_Your task_
Take the material below and retype it in full; pictures are left out.

Data entries for graphics:

==*==

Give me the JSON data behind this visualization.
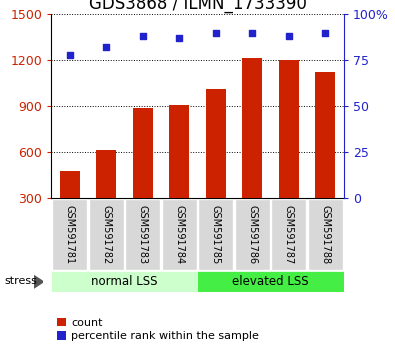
{
  "title": "GDS3868 / ILMN_1733390",
  "categories": [
    "GSM591781",
    "GSM591782",
    "GSM591783",
    "GSM591784",
    "GSM591785",
    "GSM591786",
    "GSM591787",
    "GSM591788"
  ],
  "bar_values": [
    480,
    615,
    890,
    910,
    1010,
    1215,
    1200,
    1120
  ],
  "percentile_values": [
    78,
    82,
    88,
    87,
    90,
    90,
    88,
    90
  ],
  "bar_color": "#cc2200",
  "dot_color": "#2222cc",
  "ylim_left": [
    300,
    1500
  ],
  "ylim_right": [
    0,
    100
  ],
  "yticks_left": [
    300,
    600,
    900,
    1200,
    1500
  ],
  "yticks_right": [
    0,
    25,
    50,
    75,
    100
  ],
  "group1_label": "normal LSS",
  "group2_label": "elevated LSS",
  "group1_count": 4,
  "group2_count": 4,
  "stress_label": "stress",
  "legend_count_label": "count",
  "legend_pct_label": "percentile rank within the sample",
  "bg_label_normal": "#ccffcc",
  "bg_label_elevated": "#44ee44",
  "title_fontsize": 12,
  "tick_fontsize": 9
}
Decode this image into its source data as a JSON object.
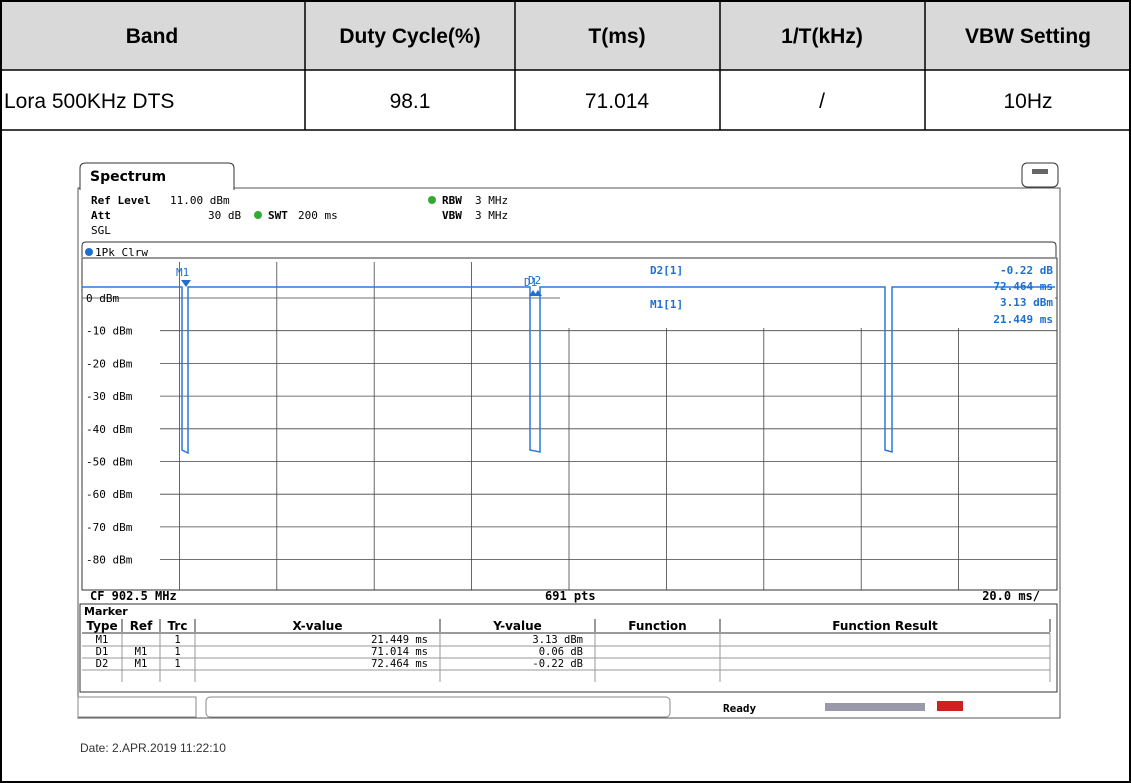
{
  "table": {
    "headers": [
      "Band",
      "Duty Cycle(%)",
      "T(ms)",
      "1/T(kHz)",
      "VBW Setting"
    ],
    "rows": [
      [
        "Lora 500KHz DTS",
        "98.1",
        "71.014",
        "/",
        "10Hz"
      ]
    ]
  },
  "screenshot": {
    "tab": "Spectrum",
    "settings": {
      "ref_level_label": "Ref Level",
      "ref_level": "11.00 dBm",
      "att_label": "Att",
      "att": "30 dB",
      "swt_label": "SWT",
      "swt": "200 ms",
      "rbw_label": "RBW",
      "rbw": "3 MHz",
      "vbw_label": "VBW",
      "vbw": "3 MHz",
      "mode": "SGL"
    },
    "trace_label": "1Pk Clrw",
    "y_labels": [
      "0 dBm",
      "-10 dBm",
      "-20 dBm",
      "-30 dBm",
      "-40 dBm",
      "-50 dBm",
      "-60 dBm",
      "-70 dBm",
      "-80 dBm"
    ],
    "markers": [
      "M1",
      "D1",
      "D2"
    ],
    "readouts": [
      {
        "label": "D2[1]",
        "lines": [
          "-0.22 dB",
          "72.464 ms"
        ]
      },
      {
        "label": "M1[1]",
        "lines": [
          "3.13 dBm",
          "21.449 ms"
        ]
      }
    ],
    "footer": {
      "cf": "CF 902.5 MHz",
      "pts": "691 pts",
      "span": "20.0 ms/"
    },
    "marker_table": {
      "title": "Marker",
      "headers": [
        "Type",
        "Ref",
        "Trc",
        "X-value",
        "Y-value",
        "Function",
        "Function Result"
      ],
      "rows": [
        {
          "type": "M1",
          "trc": "1",
          "x": "21.449 ms",
          "y": "3.13 dBm"
        },
        {
          "type": "D1",
          "ref": "M1",
          "trc": "1",
          "x": "71.014 ms",
          "y": "0.06 dB"
        },
        {
          "type": "D2",
          "ref": "M1",
          "trc": "1",
          "x": "72.464 ms",
          "y": "-0.22 dB"
        }
      ]
    },
    "status": "Ready"
  },
  "date": "Date: 2.APR.2019 11:22:10"
}
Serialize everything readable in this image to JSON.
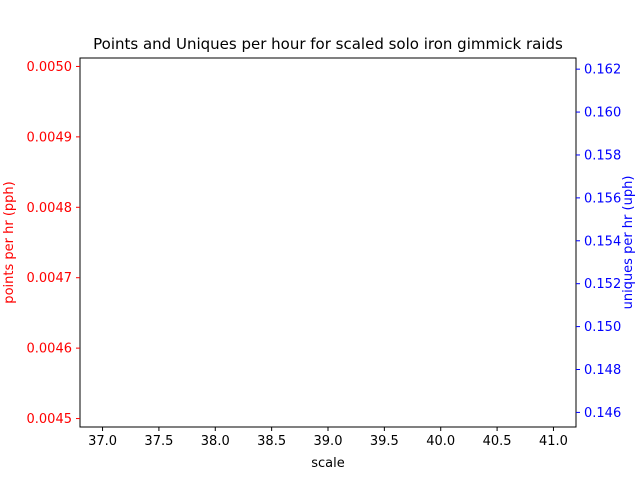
{
  "chart_data": {
    "type": "line",
    "title": "Points and Uniques per hour for scaled solo iron gimmick raids",
    "xlabel": "scale",
    "ylabel_left": "points per hr (pph)",
    "ylabel_right": "uniques per hr (uph)",
    "xlim": [
      36.8,
      41.2
    ],
    "ylim_left": [
      0.004488,
      0.005012
    ],
    "ylim_right": [
      0.14532,
      0.16252
    ],
    "x_ticks": [
      37.0,
      37.5,
      38.0,
      38.5,
      39.0,
      39.5,
      40.0,
      40.5,
      41.0
    ],
    "x_tick_labels": [
      "37.0",
      "37.5",
      "38.0",
      "38.5",
      "39.0",
      "39.5",
      "40.0",
      "40.5",
      "41.0"
    ],
    "y_left_ticks": [
      0.0045,
      0.0046,
      0.0047,
      0.0048,
      0.0049,
      0.005
    ],
    "y_left_tick_labels": [
      "0.0045",
      "0.0046",
      "0.0047",
      "0.0048",
      "0.0049",
      "0.0050"
    ],
    "y_right_ticks": [
      0.146,
      0.148,
      0.15,
      0.152,
      0.154,
      0.156,
      0.158,
      0.16,
      0.162
    ],
    "y_right_tick_labels": [
      "0.146",
      "0.148",
      "0.150",
      "0.152",
      "0.154",
      "0.156",
      "0.158",
      "0.160",
      "0.162"
    ],
    "series": [
      {
        "axis": "left",
        "color": "#ff0000",
        "x": [],
        "values": []
      },
      {
        "axis": "right",
        "color": "#0000ff",
        "x": [],
        "values": []
      }
    ],
    "grid": false,
    "colors": {
      "left_axis": "#ff0000",
      "right_axis": "#0000ff",
      "frame": "#000000"
    }
  }
}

==*==

_Expected output_
Give me the JSON data behind this visualization.
{
  "title": "GDS3868 / ILMN_1733390",
  "categories": [
    "GSM591781",
    "GSM591782",
    "GSM591783",
    "GSM591784",
    "GSM591785",
    "GSM591786",
    "GSM591787",
    "GSM591788"
  ],
  "bar_values": [
    480,
    615,
    890,
    910,
    1010,
    1215,
    1200,
    1120
  ],
  "percentile_values": [
    78,
    82,
    88,
    87,
    90,
    90,
    88,
    90
  ],
  "bar_color": "#cc2200",
  "dot_color": "#2222cc",
  "ylim_left": [
    300,
    1500
  ],
  "ylim_right": [
    0,
    100
  ],
  "yticks_left": [
    300,
    600,
    900,
    1200,
    1500
  ],
  "yticks_right": [
    0,
    25,
    50,
    75,
    100
  ],
  "group1_label": "normal LSS",
  "group2_label": "elevated LSS",
  "group1_count": 4,
  "group2_count": 4,
  "stress_label": "stress",
  "legend_count_label": "count",
  "legend_pct_label": "percentile rank within the sample",
  "bg_label_normal": "#ccffcc",
  "bg_label_elevated": "#44ee44",
  "title_fontsize": 12,
  "tick_fontsize": 9
}
Decode this image into its source data as a JSON object.
{
  "table": {
    "headers": [
      "Band",
      "Duty Cycle(%)",
      "T(ms)",
      "1/T(kHz)",
      "VBW Setting"
    ],
    "rows": [
      [
        "Lora 500KHz DTS",
        "98.1",
        "71.014",
        "/",
        "10Hz"
      ]
    ]
  },
  "screenshot": {
    "tab": "Spectrum",
    "settings": {
      "ref_level_label": "Ref Level",
      "ref_level": "11.00 dBm",
      "att_label": "Att",
      "att": "30 dB",
      "swt_label": "SWT",
      "swt": "200 ms",
      "rbw_label": "RBW",
      "rbw": "3 MHz",
      "vbw_label": "VBW",
      "vbw": "3 MHz",
      "mode": "SGL"
    },
    "trace_label": "1Pk Clrw",
    "y_labels": [
      "0 dBm",
      "-10 dBm",
      "-20 dBm",
      "-30 dBm",
      "-40 dBm",
      "-50 dBm",
      "-60 dBm",
      "-70 dBm",
      "-80 dBm"
    ],
    "markers": [
      "M1",
      "D1",
      "D2"
    ],
    "readouts": [
      {
        "label": "D2[1]",
        "lines": [
          "-0.22 dB",
          "72.464 ms"
        ]
      },
      {
        "label": "M1[1]",
        "lines": [
          "3.13 dBm",
          "21.449 ms"
        ]
      }
    ],
    "footer": {
      "cf": "CF 902.5 MHz",
      "pts": "691 pts",
      "span": "20.0 ms/"
    },
    "marker_table": {
      "title": "Marker",
      "headers": [
        "Type",
        "Ref",
        "Trc",
        "X-value",
        "Y-value",
        "Function",
        "Function Result"
      ],
      "rows": [
        {
          "type": "M1",
          "trc": "1",
          "x": "21.449 ms",
          "y": "3.13 dBm"
        },
        {
          "type": "D1",
          "ref": "M1",
          "trc": "1",
          "x": "71.014 ms",
          "y": "0.06 dB"
        },
        {
          "type": "D2",
          "ref": "M1",
          "trc": "1",
          "x": "72.464 ms",
          "y": "-0.22 dB"
        }
      ]
    },
    "status": "Ready"
  },
  "date": "Date: 2.APR.2019 11:22:10"
}
Serialize everything readable in this image to JSON.
{
  "chart_data": {
    "type": "line",
    "title": "Points and Uniques per hour for scaled solo iron gimmick raids",
    "xlabel": "scale",
    "ylabel_left": "points per hr (pph)",
    "ylabel_right": "uniques per hr (uph)",
    "xlim": [
      36.8,
      41.2
    ],
    "ylim_left": [
      0.004488,
      0.005012
    ],
    "ylim_right": [
      0.14532,
      0.16252
    ],
    "x_ticks": [
      37.0,
      37.5,
      38.0,
      38.5,
      39.0,
      39.5,
      40.0,
      40.5,
      41.0
    ],
    "x_tick_labels": [
      "37.0",
      "37.5",
      "38.0",
      "38.5",
      "39.0",
      "39.5",
      "40.0",
      "40.5",
      "41.0"
    ],
    "y_left_ticks": [
      0.0045,
      0.0046,
      0.0047,
      0.0048,
      0.0049,
      0.005
    ],
    "y_left_tick_labels": [
      "0.0045",
      "0.0046",
      "0.0047",
      "0.0048",
      "0.0049",
      "0.0050"
    ],
    "y_right_ticks": [
      0.146,
      0.148,
      0.15,
      0.152,
      0.154,
      0.156,
      0.158,
      0.16,
      0.162
    ],
    "y_right_tick_labels": [
      "0.146",
      "0.148",
      "0.150",
      "0.152",
      "0.154",
      "0.156",
      "0.158",
      "0.160",
      "0.162"
    ],
    "series": [
      {
        "axis": "left",
        "color": "#ff0000",
        "x": [],
        "values": []
      },
      {
        "axis": "right",
        "color": "#0000ff",
        "x": [],
        "values": []
      }
    ],
    "grid": false,
    "colors": {
      "left_axis": "#ff0000",
      "right_axis": "#0000ff",
      "frame": "#000000"
    }
  }
}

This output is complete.